| WHAT YOU NEED TO DO |
Reply with one number only: the count of lines below that contain the word "content".

______

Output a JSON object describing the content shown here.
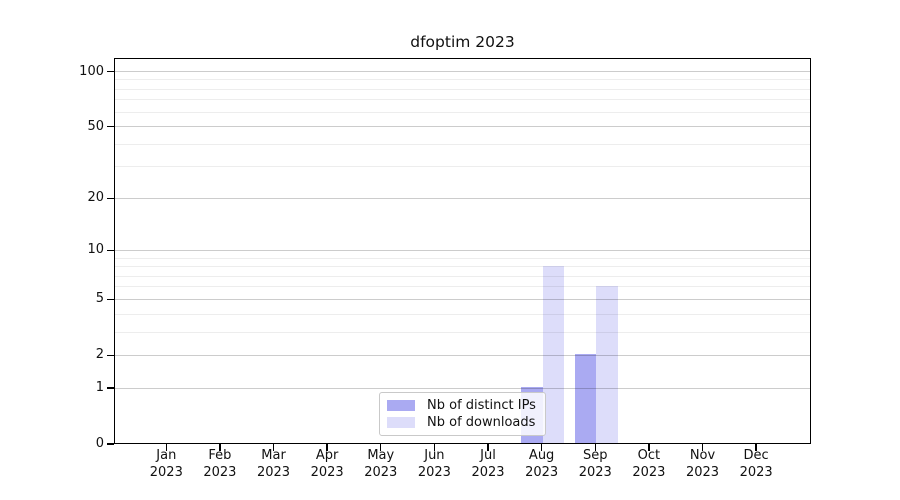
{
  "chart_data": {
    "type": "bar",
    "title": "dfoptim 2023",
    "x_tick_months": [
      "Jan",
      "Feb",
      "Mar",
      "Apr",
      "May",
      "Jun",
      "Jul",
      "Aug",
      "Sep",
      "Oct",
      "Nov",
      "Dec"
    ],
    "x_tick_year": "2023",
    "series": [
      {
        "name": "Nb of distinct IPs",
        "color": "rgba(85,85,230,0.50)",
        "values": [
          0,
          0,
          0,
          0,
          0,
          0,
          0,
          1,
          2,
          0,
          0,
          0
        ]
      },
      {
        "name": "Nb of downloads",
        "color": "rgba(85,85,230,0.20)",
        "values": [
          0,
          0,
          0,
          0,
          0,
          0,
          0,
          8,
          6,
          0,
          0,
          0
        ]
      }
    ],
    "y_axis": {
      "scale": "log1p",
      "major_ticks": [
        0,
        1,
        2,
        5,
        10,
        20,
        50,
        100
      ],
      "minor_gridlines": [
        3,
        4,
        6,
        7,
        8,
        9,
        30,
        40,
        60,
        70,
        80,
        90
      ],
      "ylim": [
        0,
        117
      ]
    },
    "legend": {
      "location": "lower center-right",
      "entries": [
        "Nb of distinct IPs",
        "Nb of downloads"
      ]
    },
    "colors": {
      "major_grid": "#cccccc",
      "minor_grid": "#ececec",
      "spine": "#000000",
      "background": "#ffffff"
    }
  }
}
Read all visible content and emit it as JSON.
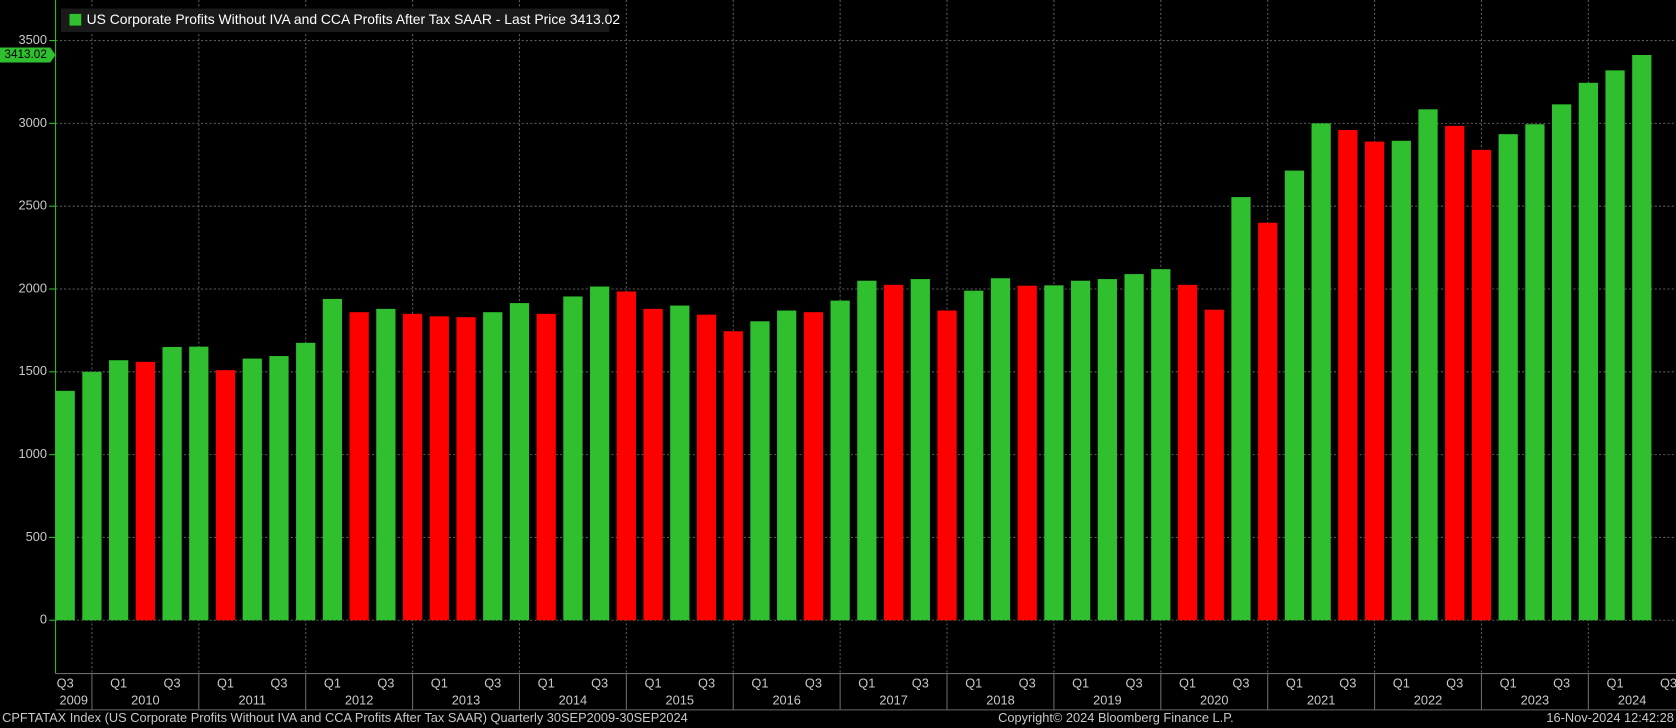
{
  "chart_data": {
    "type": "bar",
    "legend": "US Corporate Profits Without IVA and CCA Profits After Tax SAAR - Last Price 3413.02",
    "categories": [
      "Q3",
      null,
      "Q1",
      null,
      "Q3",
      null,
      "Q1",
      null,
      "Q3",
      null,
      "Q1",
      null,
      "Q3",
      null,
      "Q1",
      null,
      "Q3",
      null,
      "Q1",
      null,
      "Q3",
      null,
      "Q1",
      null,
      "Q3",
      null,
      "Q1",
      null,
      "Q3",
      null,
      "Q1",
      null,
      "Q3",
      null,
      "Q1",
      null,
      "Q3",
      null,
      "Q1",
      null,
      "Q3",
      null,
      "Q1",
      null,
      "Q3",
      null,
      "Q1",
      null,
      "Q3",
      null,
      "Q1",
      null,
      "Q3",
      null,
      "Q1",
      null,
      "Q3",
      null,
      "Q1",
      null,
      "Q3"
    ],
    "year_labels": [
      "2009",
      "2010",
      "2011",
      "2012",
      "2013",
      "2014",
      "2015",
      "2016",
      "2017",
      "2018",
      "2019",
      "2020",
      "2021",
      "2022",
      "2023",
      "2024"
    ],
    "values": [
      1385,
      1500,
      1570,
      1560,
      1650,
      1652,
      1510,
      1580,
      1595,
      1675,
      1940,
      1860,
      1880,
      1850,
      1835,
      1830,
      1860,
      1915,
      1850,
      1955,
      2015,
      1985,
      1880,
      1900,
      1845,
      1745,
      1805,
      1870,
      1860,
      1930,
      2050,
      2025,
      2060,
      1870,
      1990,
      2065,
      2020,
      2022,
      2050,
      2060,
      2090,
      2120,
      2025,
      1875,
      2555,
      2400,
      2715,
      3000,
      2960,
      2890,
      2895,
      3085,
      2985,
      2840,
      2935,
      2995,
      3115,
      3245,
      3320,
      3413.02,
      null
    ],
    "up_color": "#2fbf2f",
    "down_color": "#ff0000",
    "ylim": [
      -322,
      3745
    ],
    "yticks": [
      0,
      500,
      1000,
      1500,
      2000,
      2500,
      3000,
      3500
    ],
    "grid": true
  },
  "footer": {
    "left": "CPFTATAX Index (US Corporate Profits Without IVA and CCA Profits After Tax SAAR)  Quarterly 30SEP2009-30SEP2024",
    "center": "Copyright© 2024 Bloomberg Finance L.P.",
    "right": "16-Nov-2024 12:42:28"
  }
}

______

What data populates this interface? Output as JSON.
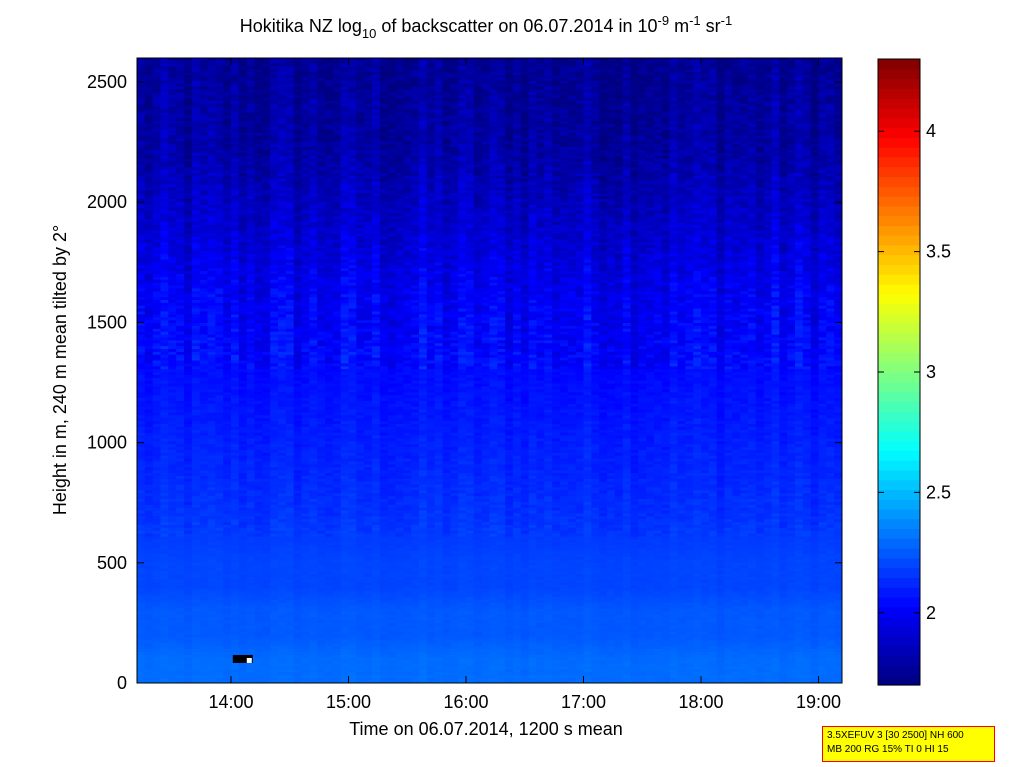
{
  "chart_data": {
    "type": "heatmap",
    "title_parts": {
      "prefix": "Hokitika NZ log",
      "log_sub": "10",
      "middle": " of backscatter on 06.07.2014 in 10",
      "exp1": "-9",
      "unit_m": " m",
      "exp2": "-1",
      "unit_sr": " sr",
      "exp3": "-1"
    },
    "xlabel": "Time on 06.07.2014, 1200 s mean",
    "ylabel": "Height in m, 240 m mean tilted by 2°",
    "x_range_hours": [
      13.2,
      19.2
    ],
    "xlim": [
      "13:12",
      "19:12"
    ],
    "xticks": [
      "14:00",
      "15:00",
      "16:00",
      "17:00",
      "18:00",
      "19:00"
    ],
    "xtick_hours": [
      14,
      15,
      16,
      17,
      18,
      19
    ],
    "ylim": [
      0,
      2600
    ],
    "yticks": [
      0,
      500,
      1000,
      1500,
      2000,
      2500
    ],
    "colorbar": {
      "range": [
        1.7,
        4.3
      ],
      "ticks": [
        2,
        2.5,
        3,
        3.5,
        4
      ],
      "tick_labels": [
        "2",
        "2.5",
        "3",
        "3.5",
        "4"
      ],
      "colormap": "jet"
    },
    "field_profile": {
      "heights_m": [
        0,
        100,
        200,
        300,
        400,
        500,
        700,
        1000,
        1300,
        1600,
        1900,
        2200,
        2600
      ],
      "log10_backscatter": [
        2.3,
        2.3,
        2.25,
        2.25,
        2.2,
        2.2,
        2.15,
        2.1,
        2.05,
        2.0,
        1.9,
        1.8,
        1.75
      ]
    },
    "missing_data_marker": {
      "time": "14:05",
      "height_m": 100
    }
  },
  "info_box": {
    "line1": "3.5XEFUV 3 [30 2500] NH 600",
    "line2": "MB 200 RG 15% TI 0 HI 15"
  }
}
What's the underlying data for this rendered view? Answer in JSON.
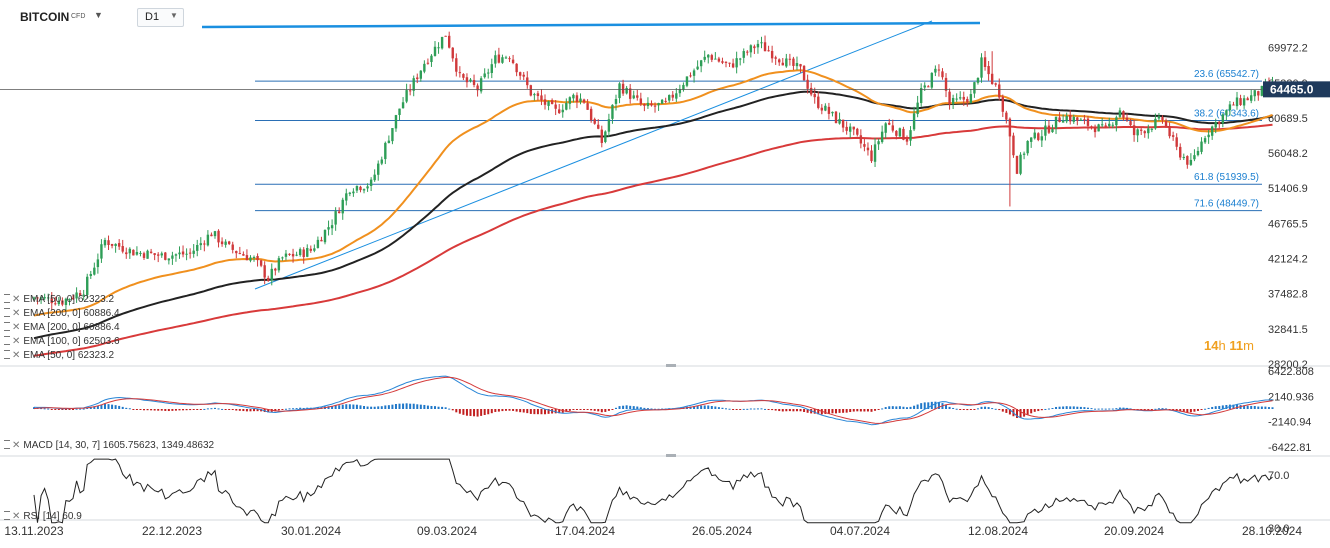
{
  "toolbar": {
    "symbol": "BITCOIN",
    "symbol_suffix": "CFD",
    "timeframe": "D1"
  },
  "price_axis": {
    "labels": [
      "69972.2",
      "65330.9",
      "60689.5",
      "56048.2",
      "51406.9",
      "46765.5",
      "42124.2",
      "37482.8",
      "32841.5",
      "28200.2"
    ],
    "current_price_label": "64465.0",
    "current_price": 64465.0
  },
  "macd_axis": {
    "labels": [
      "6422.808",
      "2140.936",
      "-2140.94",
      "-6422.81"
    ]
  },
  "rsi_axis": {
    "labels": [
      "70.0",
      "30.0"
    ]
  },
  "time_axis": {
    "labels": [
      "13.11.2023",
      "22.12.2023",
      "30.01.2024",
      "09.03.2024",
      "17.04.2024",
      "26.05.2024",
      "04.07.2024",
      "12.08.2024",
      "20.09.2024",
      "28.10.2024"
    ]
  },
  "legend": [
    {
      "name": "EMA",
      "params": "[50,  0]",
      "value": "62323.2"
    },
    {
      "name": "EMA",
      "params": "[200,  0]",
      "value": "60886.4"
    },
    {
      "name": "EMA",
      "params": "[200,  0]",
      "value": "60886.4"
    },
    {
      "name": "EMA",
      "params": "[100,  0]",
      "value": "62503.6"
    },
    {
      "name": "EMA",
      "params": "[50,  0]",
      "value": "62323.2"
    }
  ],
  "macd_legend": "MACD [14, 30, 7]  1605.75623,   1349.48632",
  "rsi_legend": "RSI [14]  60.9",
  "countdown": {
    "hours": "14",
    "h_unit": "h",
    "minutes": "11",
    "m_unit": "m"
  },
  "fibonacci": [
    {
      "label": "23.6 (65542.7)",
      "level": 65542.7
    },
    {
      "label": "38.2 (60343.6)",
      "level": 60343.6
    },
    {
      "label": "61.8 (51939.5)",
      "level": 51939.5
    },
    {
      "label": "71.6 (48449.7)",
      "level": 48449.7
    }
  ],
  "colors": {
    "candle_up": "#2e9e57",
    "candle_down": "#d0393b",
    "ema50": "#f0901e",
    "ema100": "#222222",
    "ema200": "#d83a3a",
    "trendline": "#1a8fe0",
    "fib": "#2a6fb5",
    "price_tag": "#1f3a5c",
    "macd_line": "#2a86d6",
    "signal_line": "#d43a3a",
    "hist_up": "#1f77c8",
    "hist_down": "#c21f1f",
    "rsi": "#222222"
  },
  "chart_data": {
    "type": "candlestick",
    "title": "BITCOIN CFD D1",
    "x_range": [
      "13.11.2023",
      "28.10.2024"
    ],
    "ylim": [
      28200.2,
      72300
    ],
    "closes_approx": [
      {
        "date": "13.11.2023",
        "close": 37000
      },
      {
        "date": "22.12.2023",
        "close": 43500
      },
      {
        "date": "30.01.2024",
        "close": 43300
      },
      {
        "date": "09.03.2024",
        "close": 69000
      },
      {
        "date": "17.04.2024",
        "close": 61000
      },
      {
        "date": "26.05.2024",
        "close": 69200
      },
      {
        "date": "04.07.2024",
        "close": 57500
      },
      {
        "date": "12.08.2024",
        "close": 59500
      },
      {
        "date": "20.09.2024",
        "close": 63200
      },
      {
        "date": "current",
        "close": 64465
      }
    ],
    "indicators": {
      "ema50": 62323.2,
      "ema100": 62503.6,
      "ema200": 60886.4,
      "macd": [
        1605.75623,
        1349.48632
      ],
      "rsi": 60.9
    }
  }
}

______

| TASK RESPONSE |
2